(Excerpts from a figure dataset)
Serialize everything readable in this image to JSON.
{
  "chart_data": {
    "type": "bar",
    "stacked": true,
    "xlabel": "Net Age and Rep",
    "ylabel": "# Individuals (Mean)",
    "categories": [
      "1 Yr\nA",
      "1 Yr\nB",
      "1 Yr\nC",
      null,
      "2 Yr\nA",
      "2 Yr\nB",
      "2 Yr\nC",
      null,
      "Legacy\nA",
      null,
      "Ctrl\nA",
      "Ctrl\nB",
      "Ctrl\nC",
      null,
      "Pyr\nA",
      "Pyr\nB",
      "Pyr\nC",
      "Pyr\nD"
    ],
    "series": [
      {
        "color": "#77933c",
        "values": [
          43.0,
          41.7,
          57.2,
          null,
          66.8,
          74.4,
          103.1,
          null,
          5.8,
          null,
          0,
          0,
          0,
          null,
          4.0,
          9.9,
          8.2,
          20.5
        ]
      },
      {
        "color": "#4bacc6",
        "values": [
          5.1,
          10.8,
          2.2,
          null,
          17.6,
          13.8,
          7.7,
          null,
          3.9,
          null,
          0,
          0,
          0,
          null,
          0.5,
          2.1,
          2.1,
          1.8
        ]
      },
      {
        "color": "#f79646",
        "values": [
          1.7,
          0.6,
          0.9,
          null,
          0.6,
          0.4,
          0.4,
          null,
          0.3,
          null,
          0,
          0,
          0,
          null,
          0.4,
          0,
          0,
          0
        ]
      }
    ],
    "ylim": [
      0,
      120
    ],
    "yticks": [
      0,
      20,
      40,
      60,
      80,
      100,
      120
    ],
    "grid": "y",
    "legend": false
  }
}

» **Exercise prompt**: Please reproduce the entire listing, exactly as shown.

» **Completed task**:
Serialize everything readable in this image to JSON.
{
  "chart_data": {
    "type": "bar",
    "stacked": true,
    "xlabel": "Net Age and Rep",
    "ylabel": "# Individuals (Mean)",
    "categories": [
      "1 Yr\nA",
      "1 Yr\nB",
      "1 Yr\nC",
      null,
      "2 Yr\nA",
      "2 Yr\nB",
      "2 Yr\nC",
      null,
      "Legacy\nA",
      null,
      "Ctrl\nA",
      "Ctrl\nB",
      "Ctrl\nC",
      null,
      "Pyr\nA",
      "Pyr\nB",
      "Pyr\nC",
      "Pyr\nD"
    ],
    "series": [
      {
        "color": "#77933c",
        "values": [
          43.0,
          41.7,
          57.2,
          null,
          66.8,
          74.4,
          103.1,
          null,
          5.8,
          null,
          0,
          0,
          0,
          null,
          4.0,
          9.9,
          8.2,
          20.5
        ]
      },
      {
        "color": "#4bacc6",
        "values": [
          5.1,
          10.8,
          2.2,
          null,
          17.6,
          13.8,
          7.7,
          null,
          3.9,
          null,
          0,
          0,
          0,
          null,
          0.5,
          2.1,
          2.1,
          1.8
        ]
      },
      {
        "color": "#f79646",
        "values": [
          1.7,
          0.6,
          0.9,
          null,
          0.6,
          0.4,
          0.4,
          null,
          0.3,
          null,
          0,
          0,
          0,
          null,
          0.4,
          0,
          0,
          0
        ]
      }
    ],
    "ylim": [
      0,
      120
    ],
    "yticks": [
      0,
      20,
      40,
      60,
      80,
      100,
      120
    ],
    "grid": "y",
    "legend": false
  }
}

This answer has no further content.